→ WHAT IS ASKED: Write the data out again in full, with no departure from the original.

→ MATERIALS PROVIDED:

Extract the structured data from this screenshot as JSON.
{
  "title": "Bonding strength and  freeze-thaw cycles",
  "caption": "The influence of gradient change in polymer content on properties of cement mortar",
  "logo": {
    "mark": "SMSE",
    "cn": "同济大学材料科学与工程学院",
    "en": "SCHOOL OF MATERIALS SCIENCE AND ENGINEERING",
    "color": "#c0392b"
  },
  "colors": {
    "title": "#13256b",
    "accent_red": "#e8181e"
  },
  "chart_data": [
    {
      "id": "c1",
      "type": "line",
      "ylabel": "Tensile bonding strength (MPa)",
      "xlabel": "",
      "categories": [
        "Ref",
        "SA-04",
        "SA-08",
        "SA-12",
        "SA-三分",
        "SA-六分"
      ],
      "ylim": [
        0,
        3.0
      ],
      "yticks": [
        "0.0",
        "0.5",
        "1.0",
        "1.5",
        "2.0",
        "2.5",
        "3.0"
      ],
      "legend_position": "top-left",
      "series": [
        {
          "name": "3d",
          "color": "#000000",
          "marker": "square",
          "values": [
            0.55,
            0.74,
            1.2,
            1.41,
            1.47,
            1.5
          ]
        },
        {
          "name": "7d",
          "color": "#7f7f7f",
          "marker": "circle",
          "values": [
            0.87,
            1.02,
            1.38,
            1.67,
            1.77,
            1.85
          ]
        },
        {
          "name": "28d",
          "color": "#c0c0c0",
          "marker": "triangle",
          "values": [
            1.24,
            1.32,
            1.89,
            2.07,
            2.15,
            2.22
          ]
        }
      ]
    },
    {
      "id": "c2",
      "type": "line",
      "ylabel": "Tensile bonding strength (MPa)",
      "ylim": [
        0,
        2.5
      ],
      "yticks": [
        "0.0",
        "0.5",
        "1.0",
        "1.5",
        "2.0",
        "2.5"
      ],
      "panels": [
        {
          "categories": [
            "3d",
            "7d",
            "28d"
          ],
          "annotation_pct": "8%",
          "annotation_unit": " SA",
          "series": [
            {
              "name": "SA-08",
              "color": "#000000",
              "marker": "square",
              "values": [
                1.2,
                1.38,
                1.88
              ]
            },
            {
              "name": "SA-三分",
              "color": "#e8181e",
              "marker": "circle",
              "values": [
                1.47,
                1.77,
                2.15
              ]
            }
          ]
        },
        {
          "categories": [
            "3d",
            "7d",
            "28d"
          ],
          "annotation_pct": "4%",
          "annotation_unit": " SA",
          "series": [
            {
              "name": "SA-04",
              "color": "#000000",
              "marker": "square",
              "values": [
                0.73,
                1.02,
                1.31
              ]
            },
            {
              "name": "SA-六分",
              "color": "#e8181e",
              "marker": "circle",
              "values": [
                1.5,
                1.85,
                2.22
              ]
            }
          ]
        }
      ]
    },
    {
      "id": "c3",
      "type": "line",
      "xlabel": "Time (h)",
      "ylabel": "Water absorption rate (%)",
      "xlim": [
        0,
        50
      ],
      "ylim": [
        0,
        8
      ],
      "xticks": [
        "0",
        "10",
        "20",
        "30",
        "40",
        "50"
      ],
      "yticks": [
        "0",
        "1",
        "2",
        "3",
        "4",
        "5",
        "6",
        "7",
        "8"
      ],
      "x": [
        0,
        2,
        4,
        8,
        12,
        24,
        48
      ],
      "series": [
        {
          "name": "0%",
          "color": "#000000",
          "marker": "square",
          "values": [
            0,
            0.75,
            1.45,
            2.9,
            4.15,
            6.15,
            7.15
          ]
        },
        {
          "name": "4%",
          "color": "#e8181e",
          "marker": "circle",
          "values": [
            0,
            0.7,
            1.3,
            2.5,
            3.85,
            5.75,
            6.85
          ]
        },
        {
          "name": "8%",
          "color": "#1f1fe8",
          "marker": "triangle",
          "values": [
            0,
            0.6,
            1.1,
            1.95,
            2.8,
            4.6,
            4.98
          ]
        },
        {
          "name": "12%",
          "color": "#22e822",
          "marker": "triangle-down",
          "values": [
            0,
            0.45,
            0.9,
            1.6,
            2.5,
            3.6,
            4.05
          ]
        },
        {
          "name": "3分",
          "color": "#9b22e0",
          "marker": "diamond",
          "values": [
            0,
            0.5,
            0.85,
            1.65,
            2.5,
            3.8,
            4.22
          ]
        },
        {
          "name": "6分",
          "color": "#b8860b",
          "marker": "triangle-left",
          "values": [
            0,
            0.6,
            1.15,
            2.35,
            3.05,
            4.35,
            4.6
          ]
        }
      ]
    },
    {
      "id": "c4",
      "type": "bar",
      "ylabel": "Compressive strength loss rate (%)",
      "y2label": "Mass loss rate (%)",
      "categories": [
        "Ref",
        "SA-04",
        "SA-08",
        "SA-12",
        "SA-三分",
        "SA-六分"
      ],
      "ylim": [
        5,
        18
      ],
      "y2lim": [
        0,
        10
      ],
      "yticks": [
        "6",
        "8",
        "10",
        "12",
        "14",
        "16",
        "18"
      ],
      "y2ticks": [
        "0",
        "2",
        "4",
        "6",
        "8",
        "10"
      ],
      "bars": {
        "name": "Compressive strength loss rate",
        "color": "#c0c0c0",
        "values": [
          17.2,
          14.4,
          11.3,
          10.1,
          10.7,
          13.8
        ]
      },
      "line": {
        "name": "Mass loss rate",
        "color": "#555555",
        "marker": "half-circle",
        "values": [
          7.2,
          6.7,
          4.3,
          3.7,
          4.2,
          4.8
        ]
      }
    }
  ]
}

→ SOLUTION FOR THIS EXERCISE:
Extract the structured data from this screenshot as JSON.
{
  "title": "Bonding strength and  freeze-thaw cycles",
  "caption": "The influence of gradient change in polymer content on properties of cement mortar",
  "logo": {
    "mark": "SMSE",
    "cn": "同济大学材料科学与工程学院",
    "en": "SCHOOL OF MATERIALS SCIENCE AND ENGINEERING",
    "color": "#c0392b"
  },
  "colors": {
    "title": "#13256b",
    "accent_red": "#e8181e"
  },
  "chart_data": [
    {
      "id": "c1",
      "type": "line",
      "ylabel": "Tensile bonding strength (MPa)",
      "xlabel": "",
      "categories": [
        "Ref",
        "SA-04",
        "SA-08",
        "SA-12",
        "SA-三分",
        "SA-六分"
      ],
      "ylim": [
        0,
        3.0
      ],
      "yticks": [
        "0.0",
        "0.5",
        "1.0",
        "1.5",
        "2.0",
        "2.5",
        "3.0"
      ],
      "legend_position": "top-left",
      "series": [
        {
          "name": "3d",
          "color": "#000000",
          "marker": "square",
          "values": [
            0.55,
            0.74,
            1.2,
            1.41,
            1.47,
            1.5
          ]
        },
        {
          "name": "7d",
          "color": "#7f7f7f",
          "marker": "circle",
          "values": [
            0.87,
            1.02,
            1.38,
            1.67,
            1.77,
            1.85
          ]
        },
        {
          "name": "28d",
          "color": "#c0c0c0",
          "marker": "triangle",
          "values": [
            1.24,
            1.32,
            1.89,
            2.07,
            2.15,
            2.22
          ]
        }
      ]
    },
    {
      "id": "c2",
      "type": "line",
      "ylabel": "Tensile bonding strength (MPa)",
      "ylim": [
        0,
        2.5
      ],
      "yticks": [
        "0.0",
        "0.5",
        "1.0",
        "1.5",
        "2.0",
        "2.5"
      ],
      "panels": [
        {
          "categories": [
            "3d",
            "7d",
            "28d"
          ],
          "annotation_pct": "8%",
          "annotation_unit": " SA",
          "series": [
            {
              "name": "SA-08",
              "color": "#000000",
              "marker": "square",
              "values": [
                1.2,
                1.38,
                1.88
              ]
            },
            {
              "name": "SA-三分",
              "color": "#e8181e",
              "marker": "circle",
              "values": [
                1.47,
                1.77,
                2.15
              ]
            }
          ]
        },
        {
          "categories": [
            "3d",
            "7d",
            "28d"
          ],
          "annotation_pct": "4%",
          "annotation_unit": " SA",
          "series": [
            {
              "name": "SA-04",
              "color": "#000000",
              "marker": "square",
              "values": [
                0.73,
                1.02,
                1.31
              ]
            },
            {
              "name": "SA-六分",
              "color": "#e8181e",
              "marker": "circle",
              "values": [
                1.5,
                1.85,
                2.22
              ]
            }
          ]
        }
      ]
    },
    {
      "id": "c3",
      "type": "line",
      "xlabel": "Time (h)",
      "ylabel": "Water absorption rate (%)",
      "xlim": [
        0,
        50
      ],
      "ylim": [
        0,
        8
      ],
      "xticks": [
        "0",
        "10",
        "20",
        "30",
        "40",
        "50"
      ],
      "yticks": [
        "0",
        "1",
        "2",
        "3",
        "4",
        "5",
        "6",
        "7",
        "8"
      ],
      "x": [
        0,
        2,
        4,
        8,
        12,
        24,
        48
      ],
      "series": [
        {
          "name": "0%",
          "color": "#000000",
          "marker": "square",
          "values": [
            0,
            0.75,
            1.45,
            2.9,
            4.15,
            6.15,
            7.15
          ]
        },
        {
          "name": "4%",
          "color": "#e8181e",
          "marker": "circle",
          "values": [
            0,
            0.7,
            1.3,
            2.5,
            3.85,
            5.75,
            6.85
          ]
        },
        {
          "name": "8%",
          "color": "#1f1fe8",
          "marker": "triangle",
          "values": [
            0,
            0.6,
            1.1,
            1.95,
            2.8,
            4.6,
            4.98
          ]
        },
        {
          "name": "12%",
          "color": "#22e822",
          "marker": "triangle-down",
          "values": [
            0,
            0.45,
            0.9,
            1.6,
            2.5,
            3.6,
            4.05
          ]
        },
        {
          "name": "3分",
          "color": "#9b22e0",
          "marker": "diamond",
          "values": [
            0,
            0.5,
            0.85,
            1.65,
            2.5,
            3.8,
            4.22
          ]
        },
        {
          "name": "6分",
          "color": "#b8860b",
          "marker": "triangle-left",
          "values": [
            0,
            0.6,
            1.15,
            2.35,
            3.05,
            4.35,
            4.6
          ]
        }
      ]
    },
    {
      "id": "c4",
      "type": "bar",
      "ylabel": "Compressive strength loss rate (%)",
      "y2label": "Mass loss rate (%)",
      "categories": [
        "Ref",
        "SA-04",
        "SA-08",
        "SA-12",
        "SA-三分",
        "SA-六分"
      ],
      "ylim": [
        5,
        18
      ],
      "y2lim": [
        0,
        10
      ],
      "yticks": [
        "6",
        "8",
        "10",
        "12",
        "14",
        "16",
        "18"
      ],
      "y2ticks": [
        "0",
        "2",
        "4",
        "6",
        "8",
        "10"
      ],
      "bars": {
        "name": "Compressive strength loss rate",
        "color": "#c0c0c0",
        "values": [
          17.2,
          14.4,
          11.3,
          10.1,
          10.7,
          13.8
        ]
      },
      "line": {
        "name": "Mass loss rate",
        "color": "#555555",
        "marker": "half-circle",
        "values": [
          7.2,
          6.7,
          4.3,
          3.7,
          4.2,
          4.8
        ]
      }
    }
  ]
}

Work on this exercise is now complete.